• Exercise task
Without the pictures, copy the entries below word for word.

• Input records
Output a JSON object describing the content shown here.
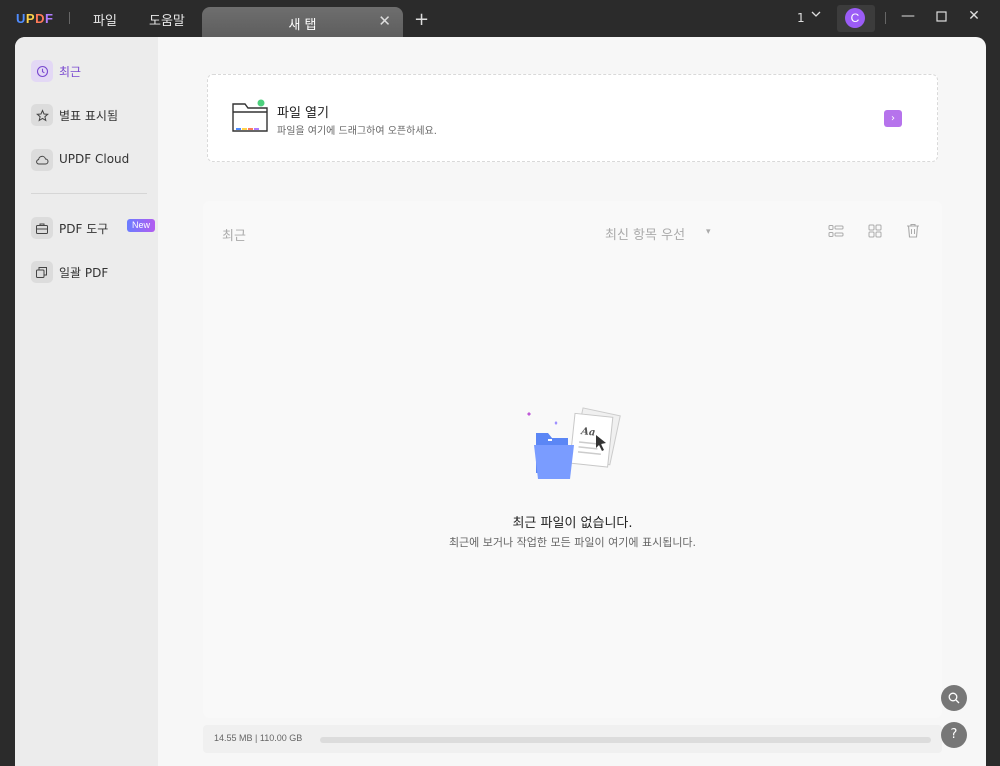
{
  "titlebar": {
    "logo": {
      "u": "U",
      "p": "P",
      "d": "D",
      "f": "F"
    },
    "menu": [
      "파일",
      "도움말"
    ],
    "tab_title": "새 탭",
    "tab_close": "✕",
    "tab_add": "+",
    "page_number": "1",
    "avatar_letter": "C",
    "window_controls": {
      "minimize": "—",
      "maximize": "☐",
      "close": "✕"
    }
  },
  "sidebar": {
    "items": [
      {
        "label": "최근",
        "icon": "clock-icon",
        "active": true
      },
      {
        "label": "별표 표시됨",
        "icon": "star-icon"
      },
      {
        "label": "UPDF Cloud",
        "icon": "cloud-icon"
      },
      {
        "label": "PDF 도구",
        "icon": "toolbox-icon",
        "badge": "New"
      },
      {
        "label": "일괄 PDF",
        "icon": "batch-icon"
      }
    ]
  },
  "open_file": {
    "title": "파일 열기",
    "subtitle": "파일을 여기에 드래그하여 오픈하세요.",
    "arrow": "›"
  },
  "recent": {
    "heading": "최근",
    "sort_label": "최신 항목 우선",
    "sort_caret": "▾",
    "empty_title": "최근 파일이 없습니다.",
    "empty_subtitle": "최근에 보거나 작업한 모든 파일이 여기에 표시됩니다."
  },
  "storage": {
    "text": "14.55 MB | 110.00 GB",
    "used_fraction": 0.0001
  },
  "floating": {
    "search": "⌕",
    "help": "?"
  },
  "colors": {
    "accent": "#7a4ad0",
    "arrow_button": "#b673ec",
    "badge_start": "#6a7dff",
    "badge_end": "#b35cf0"
  }
}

• Written solution
Output a JSON object describing the content shown here.
{
  "titlebar": {
    "logo": {
      "u": "U",
      "p": "P",
      "d": "D",
      "f": "F"
    },
    "menu": [
      "파일",
      "도움말"
    ],
    "tab_title": "새 탭",
    "tab_close": "✕",
    "tab_add": "+",
    "page_number": "1",
    "avatar_letter": "C",
    "window_controls": {
      "minimize": "—",
      "maximize": "☐",
      "close": "✕"
    }
  },
  "sidebar": {
    "items": [
      {
        "label": "최근",
        "icon": "clock-icon",
        "active": true
      },
      {
        "label": "별표 표시됨",
        "icon": "star-icon"
      },
      {
        "label": "UPDF Cloud",
        "icon": "cloud-icon"
      },
      {
        "label": "PDF 도구",
        "icon": "toolbox-icon",
        "badge": "New"
      },
      {
        "label": "일괄 PDF",
        "icon": "batch-icon"
      }
    ]
  },
  "open_file": {
    "title": "파일 열기",
    "subtitle": "파일을 여기에 드래그하여 오픈하세요.",
    "arrow": "›"
  },
  "recent": {
    "heading": "최근",
    "sort_label": "최신 항목 우선",
    "sort_caret": "▾",
    "empty_title": "최근 파일이 없습니다.",
    "empty_subtitle": "최근에 보거나 작업한 모든 파일이 여기에 표시됩니다."
  },
  "storage": {
    "text": "14.55 MB | 110.00 GB",
    "used_fraction": 0.0001
  },
  "floating": {
    "search": "⌕",
    "help": "?"
  },
  "colors": {
    "accent": "#7a4ad0",
    "arrow_button": "#b673ec",
    "badge_start": "#6a7dff",
    "badge_end": "#b35cf0"
  }
}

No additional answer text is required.